Items listed in a dataset
---------------

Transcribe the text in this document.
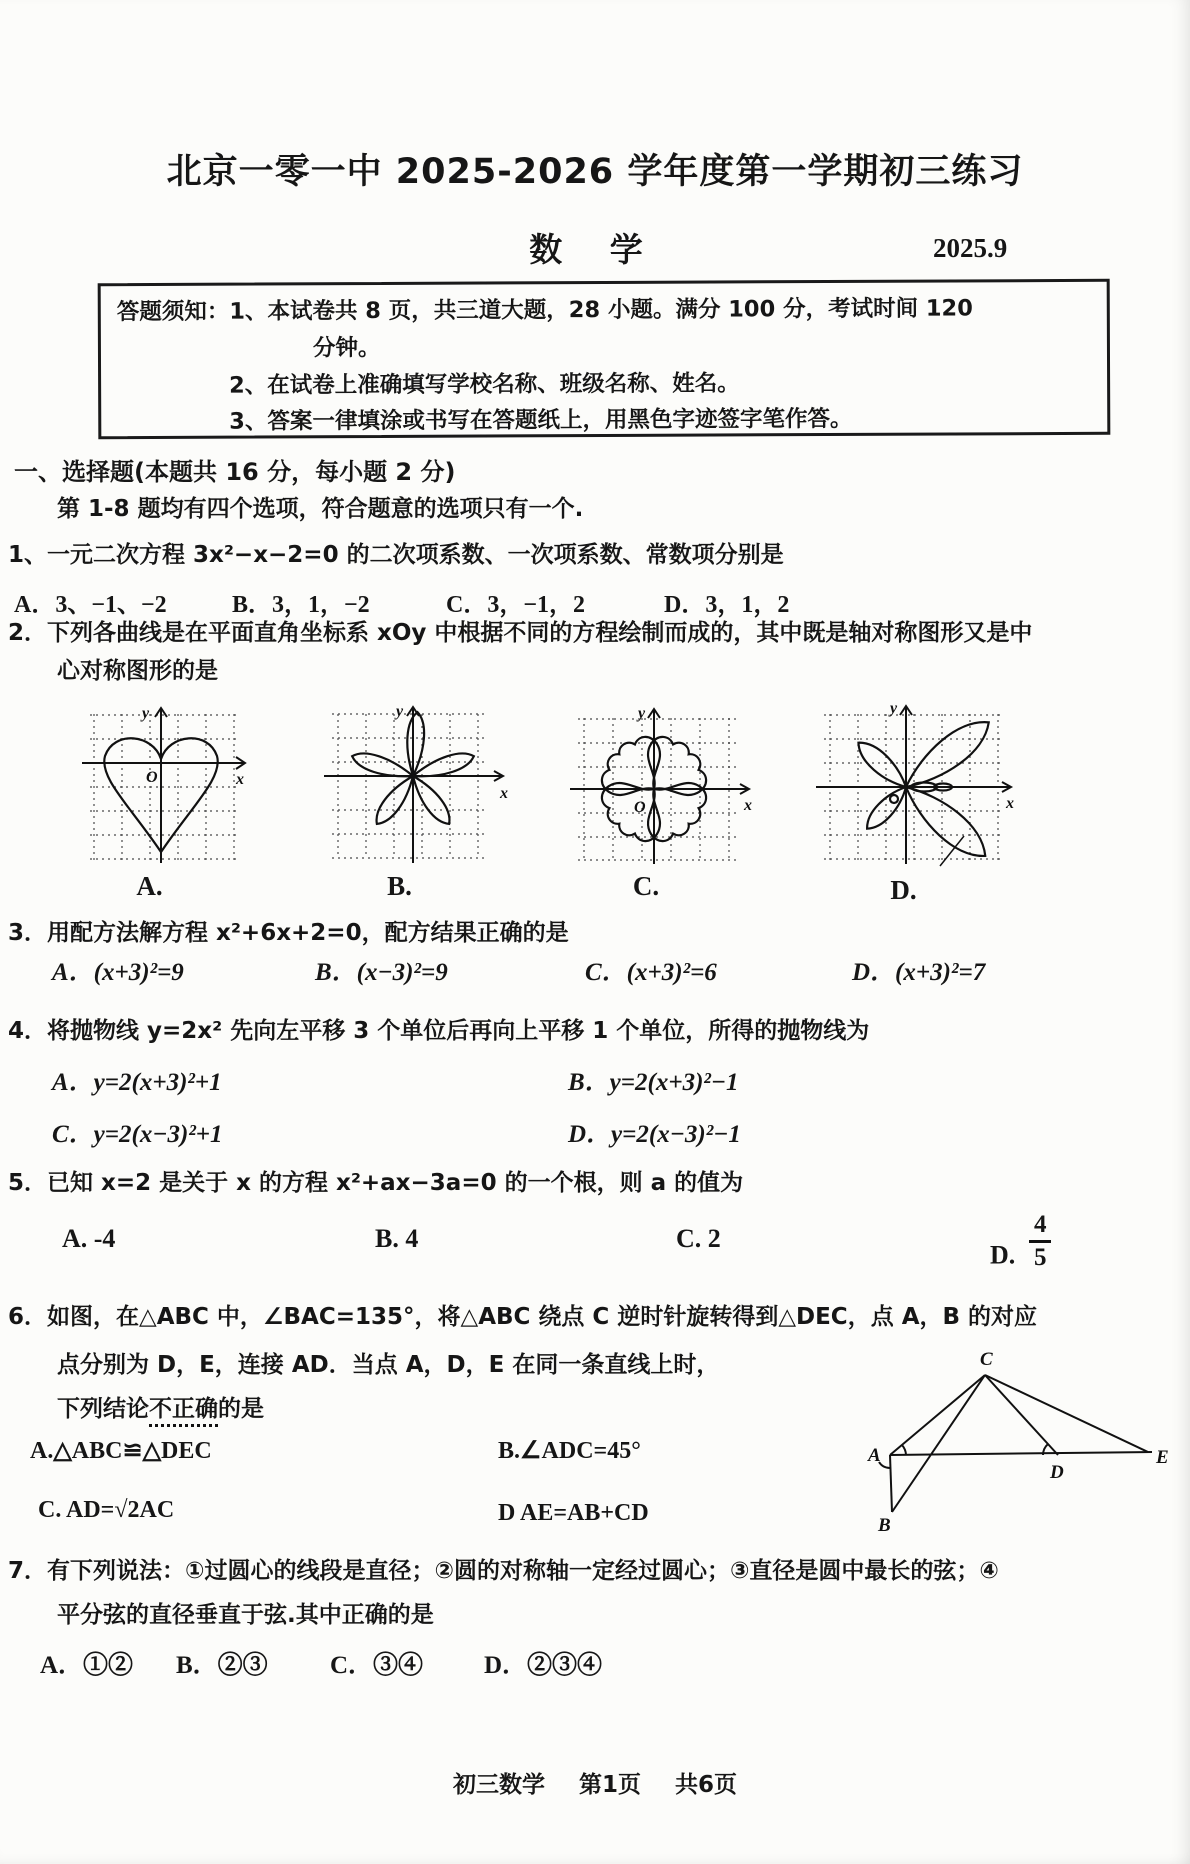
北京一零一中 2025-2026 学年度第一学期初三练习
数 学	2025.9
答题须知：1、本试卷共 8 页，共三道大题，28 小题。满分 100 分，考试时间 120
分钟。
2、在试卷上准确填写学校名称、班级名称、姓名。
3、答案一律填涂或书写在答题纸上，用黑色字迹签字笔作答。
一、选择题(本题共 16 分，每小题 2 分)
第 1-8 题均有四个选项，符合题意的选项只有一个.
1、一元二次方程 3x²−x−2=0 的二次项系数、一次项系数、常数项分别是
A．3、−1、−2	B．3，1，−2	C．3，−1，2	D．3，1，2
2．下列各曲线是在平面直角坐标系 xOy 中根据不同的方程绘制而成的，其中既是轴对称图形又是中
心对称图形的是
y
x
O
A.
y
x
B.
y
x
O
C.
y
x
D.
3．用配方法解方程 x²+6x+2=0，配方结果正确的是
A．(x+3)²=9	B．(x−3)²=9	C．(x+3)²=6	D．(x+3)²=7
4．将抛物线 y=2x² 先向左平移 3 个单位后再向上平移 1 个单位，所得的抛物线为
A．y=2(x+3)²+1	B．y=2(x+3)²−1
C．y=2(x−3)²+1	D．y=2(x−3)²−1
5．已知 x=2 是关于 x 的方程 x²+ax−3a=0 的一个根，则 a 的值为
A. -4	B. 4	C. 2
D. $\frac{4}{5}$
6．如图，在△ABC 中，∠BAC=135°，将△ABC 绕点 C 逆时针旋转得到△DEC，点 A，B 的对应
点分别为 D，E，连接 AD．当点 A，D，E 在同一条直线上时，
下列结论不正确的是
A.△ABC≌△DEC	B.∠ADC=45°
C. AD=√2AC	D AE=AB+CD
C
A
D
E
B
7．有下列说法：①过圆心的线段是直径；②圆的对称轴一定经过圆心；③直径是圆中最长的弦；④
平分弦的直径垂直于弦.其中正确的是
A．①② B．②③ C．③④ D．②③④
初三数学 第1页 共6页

---------------

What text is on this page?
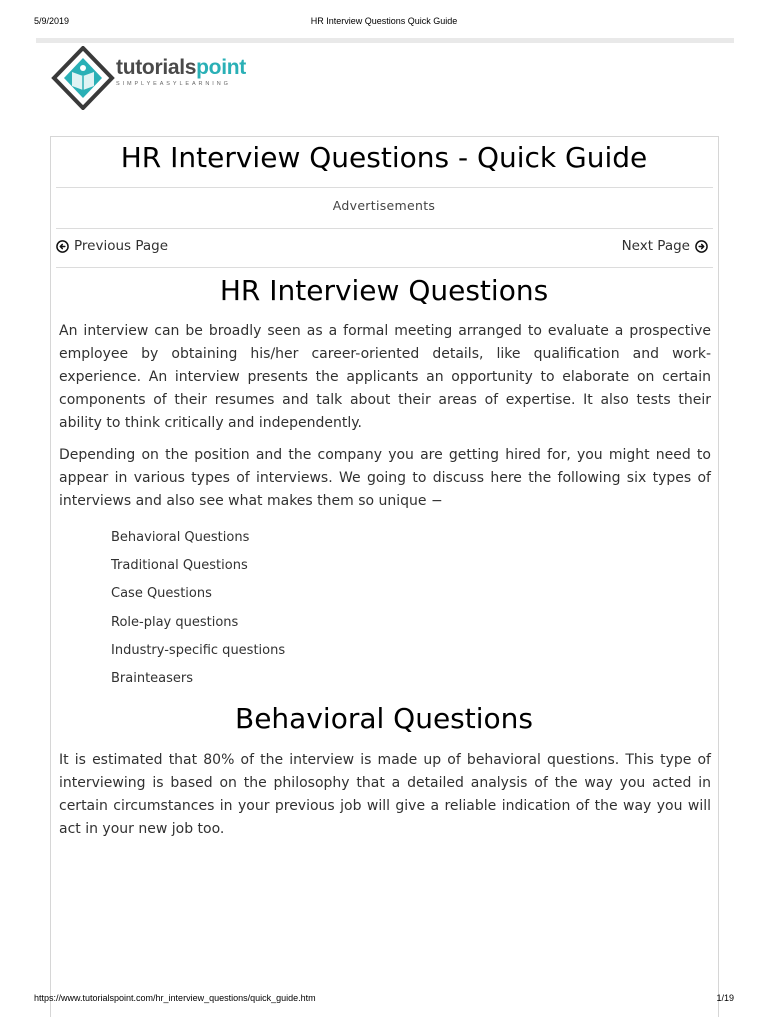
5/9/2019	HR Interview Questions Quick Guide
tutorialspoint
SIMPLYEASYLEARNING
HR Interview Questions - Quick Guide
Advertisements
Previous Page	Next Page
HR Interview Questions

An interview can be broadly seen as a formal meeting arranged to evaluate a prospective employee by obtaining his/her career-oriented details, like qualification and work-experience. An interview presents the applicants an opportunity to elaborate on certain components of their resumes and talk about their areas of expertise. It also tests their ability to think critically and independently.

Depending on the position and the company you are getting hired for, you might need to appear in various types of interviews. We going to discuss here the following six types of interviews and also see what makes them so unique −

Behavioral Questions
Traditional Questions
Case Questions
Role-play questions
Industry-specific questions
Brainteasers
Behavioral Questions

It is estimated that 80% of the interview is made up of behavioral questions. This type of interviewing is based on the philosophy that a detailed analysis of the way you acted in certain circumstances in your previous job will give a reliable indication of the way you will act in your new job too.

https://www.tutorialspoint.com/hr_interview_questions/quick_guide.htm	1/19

---------------

• _Task to complete_: What is the number of lines in the listing that contain the string "certain"? Reply with that number alone.

• _Solution for this problem_: 2